> [Records for this task]:
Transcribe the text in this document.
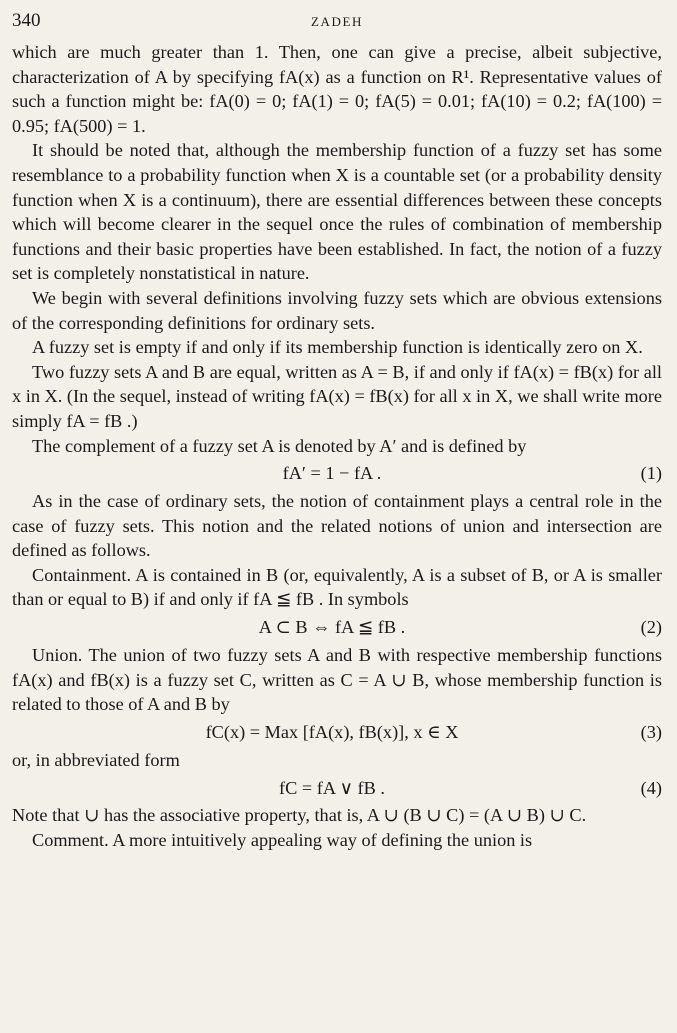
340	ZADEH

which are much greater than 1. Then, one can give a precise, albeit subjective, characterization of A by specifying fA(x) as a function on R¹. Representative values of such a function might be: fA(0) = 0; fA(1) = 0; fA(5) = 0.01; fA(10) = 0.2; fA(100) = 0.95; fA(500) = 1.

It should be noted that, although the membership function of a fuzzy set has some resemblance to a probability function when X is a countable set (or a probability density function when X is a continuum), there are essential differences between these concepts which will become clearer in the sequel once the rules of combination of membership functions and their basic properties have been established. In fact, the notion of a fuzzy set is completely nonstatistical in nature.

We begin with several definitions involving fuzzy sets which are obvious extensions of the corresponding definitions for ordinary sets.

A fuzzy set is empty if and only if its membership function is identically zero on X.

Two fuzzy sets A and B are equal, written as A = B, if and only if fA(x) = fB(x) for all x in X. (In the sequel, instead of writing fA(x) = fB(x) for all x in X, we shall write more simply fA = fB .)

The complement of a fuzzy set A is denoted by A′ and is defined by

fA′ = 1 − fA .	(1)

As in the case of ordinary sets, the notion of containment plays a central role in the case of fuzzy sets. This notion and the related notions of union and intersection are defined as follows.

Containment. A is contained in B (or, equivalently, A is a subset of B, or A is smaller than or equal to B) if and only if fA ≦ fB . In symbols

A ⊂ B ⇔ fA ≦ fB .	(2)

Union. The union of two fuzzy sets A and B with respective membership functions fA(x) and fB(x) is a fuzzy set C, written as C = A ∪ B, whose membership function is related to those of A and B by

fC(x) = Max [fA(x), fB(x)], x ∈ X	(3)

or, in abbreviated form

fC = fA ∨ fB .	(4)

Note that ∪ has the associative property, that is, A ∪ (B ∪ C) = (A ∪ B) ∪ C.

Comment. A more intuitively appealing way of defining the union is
==
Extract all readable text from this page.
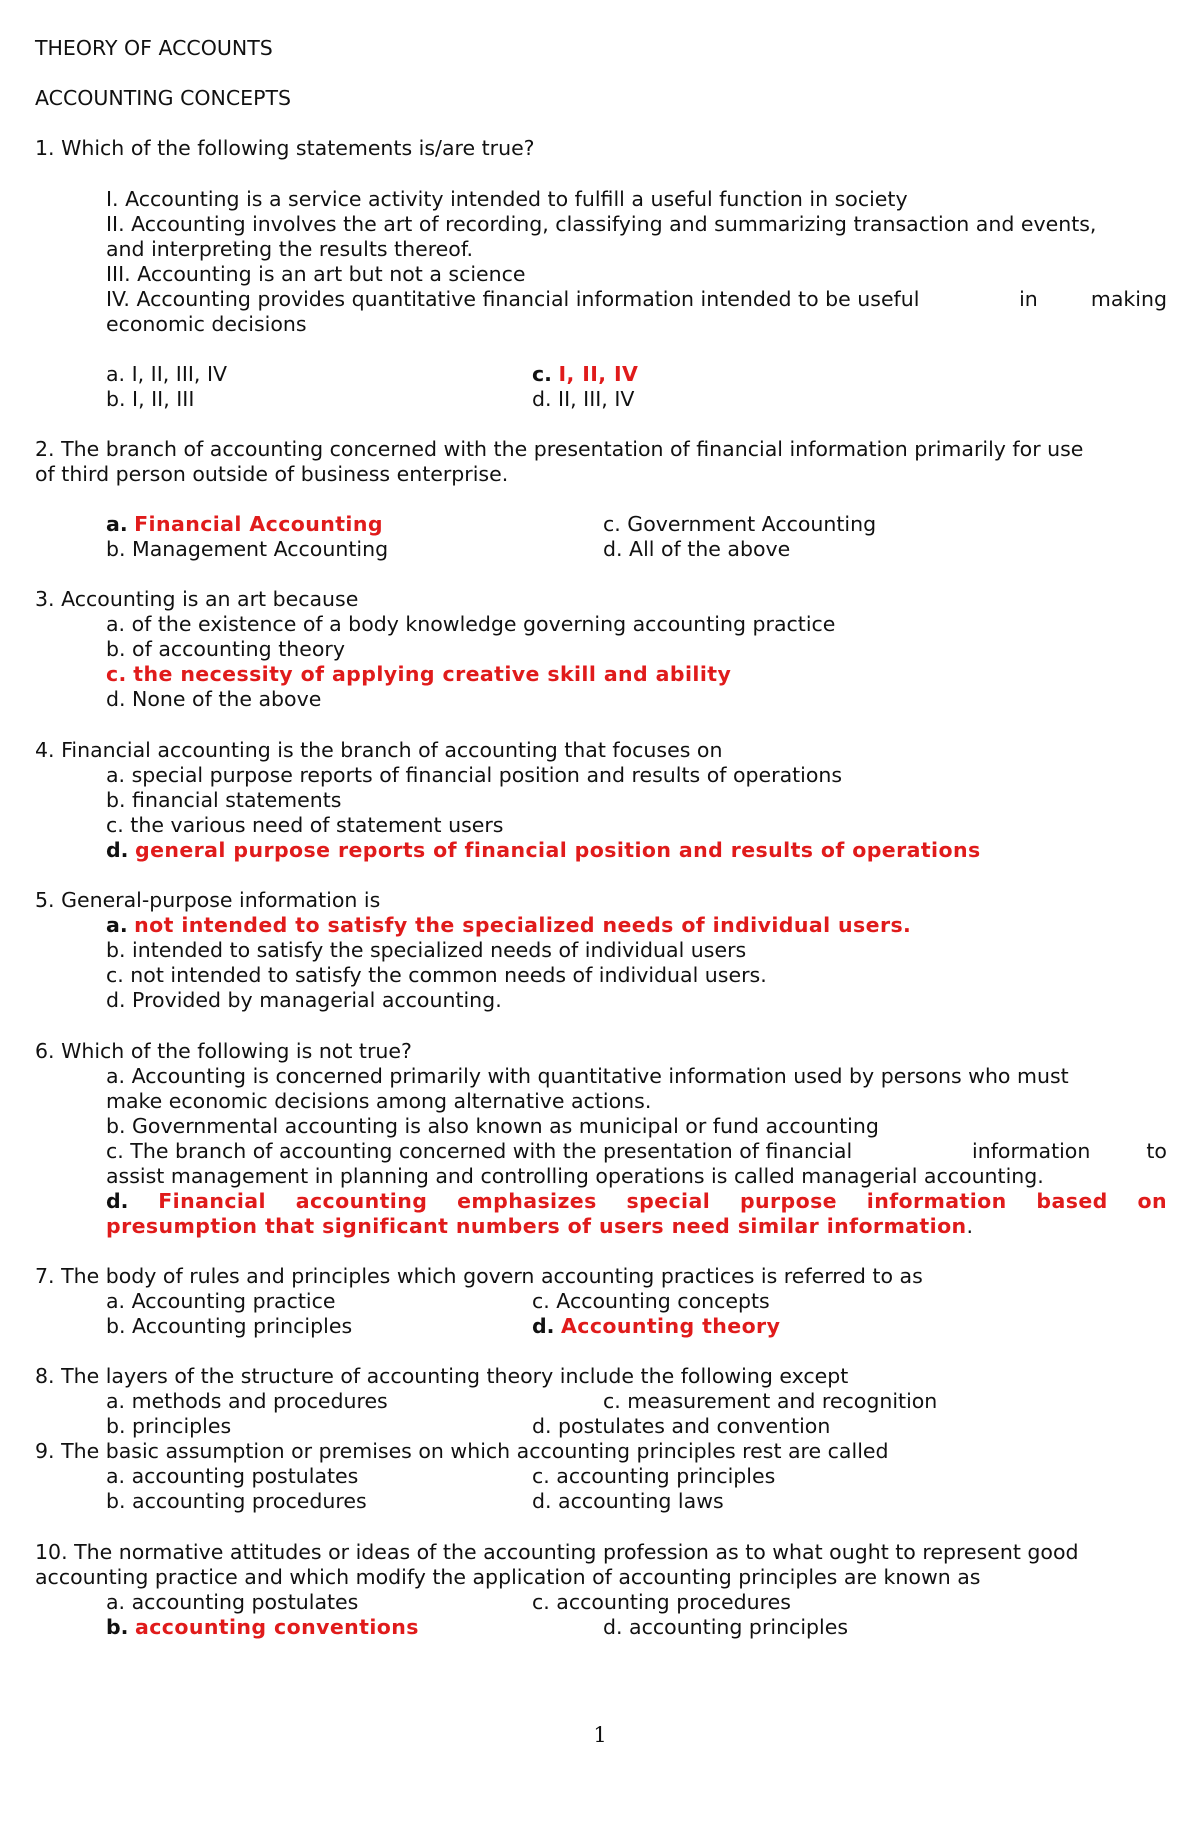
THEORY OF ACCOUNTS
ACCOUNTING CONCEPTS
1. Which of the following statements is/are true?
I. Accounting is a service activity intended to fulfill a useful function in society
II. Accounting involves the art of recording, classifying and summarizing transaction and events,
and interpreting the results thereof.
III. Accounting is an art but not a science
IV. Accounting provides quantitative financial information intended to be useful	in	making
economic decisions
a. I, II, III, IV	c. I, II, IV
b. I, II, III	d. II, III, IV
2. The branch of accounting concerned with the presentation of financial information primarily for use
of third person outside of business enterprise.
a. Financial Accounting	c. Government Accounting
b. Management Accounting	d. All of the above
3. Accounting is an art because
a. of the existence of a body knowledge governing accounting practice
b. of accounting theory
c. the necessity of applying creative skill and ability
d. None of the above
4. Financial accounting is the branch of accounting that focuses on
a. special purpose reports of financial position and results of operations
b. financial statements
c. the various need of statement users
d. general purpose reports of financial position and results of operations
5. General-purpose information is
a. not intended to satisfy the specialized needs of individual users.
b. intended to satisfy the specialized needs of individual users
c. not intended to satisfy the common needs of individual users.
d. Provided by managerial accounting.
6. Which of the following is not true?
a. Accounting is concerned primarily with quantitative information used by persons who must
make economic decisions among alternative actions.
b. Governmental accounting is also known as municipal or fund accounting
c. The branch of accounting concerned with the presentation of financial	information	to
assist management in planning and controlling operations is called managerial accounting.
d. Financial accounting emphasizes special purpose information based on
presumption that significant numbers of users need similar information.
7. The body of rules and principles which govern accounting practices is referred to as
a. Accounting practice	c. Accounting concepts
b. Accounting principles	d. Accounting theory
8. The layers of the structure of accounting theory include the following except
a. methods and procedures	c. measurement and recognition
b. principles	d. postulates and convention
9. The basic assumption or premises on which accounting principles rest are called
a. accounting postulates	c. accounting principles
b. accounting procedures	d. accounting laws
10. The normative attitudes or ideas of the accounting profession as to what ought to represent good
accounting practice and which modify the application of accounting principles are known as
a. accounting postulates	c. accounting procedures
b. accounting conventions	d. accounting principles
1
...
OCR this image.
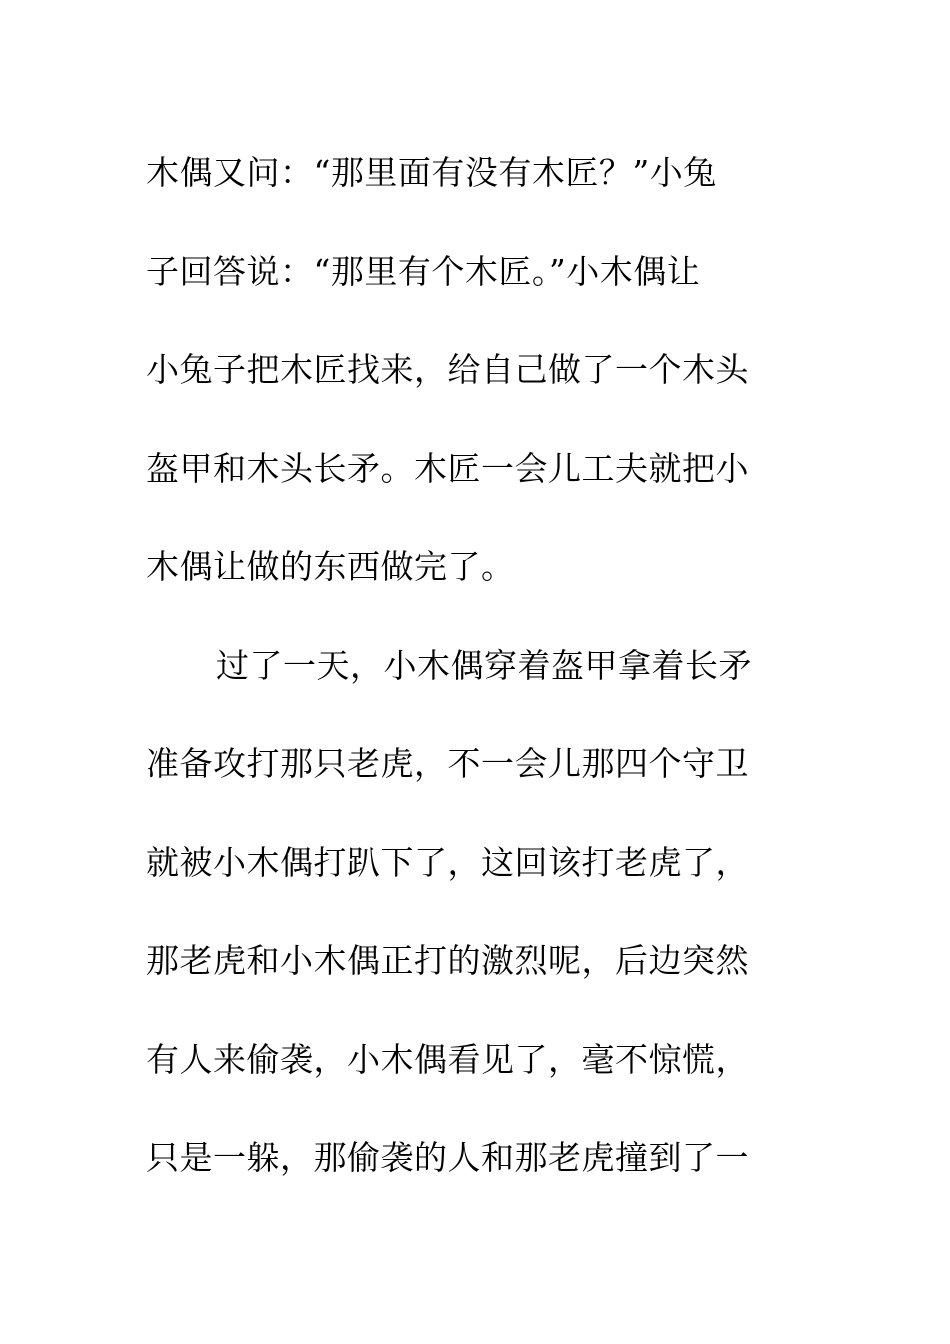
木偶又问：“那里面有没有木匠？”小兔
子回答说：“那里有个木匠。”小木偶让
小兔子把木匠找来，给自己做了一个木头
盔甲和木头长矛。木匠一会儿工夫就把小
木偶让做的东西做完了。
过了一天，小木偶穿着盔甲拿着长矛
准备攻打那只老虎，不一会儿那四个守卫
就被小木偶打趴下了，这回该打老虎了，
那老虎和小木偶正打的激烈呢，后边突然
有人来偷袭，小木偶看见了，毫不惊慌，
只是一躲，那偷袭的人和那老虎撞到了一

> [Challenge]: Pick out each line above that includes "defined" and show it.

> [Task answer]:
The complement of a fuzzy set A is denoted by A′ and is defined by
As in the case of ordinary sets, the notion of containment plays a central role in the case of fuzzy sets. This notion and the related notions of union and intersection are defined as follows.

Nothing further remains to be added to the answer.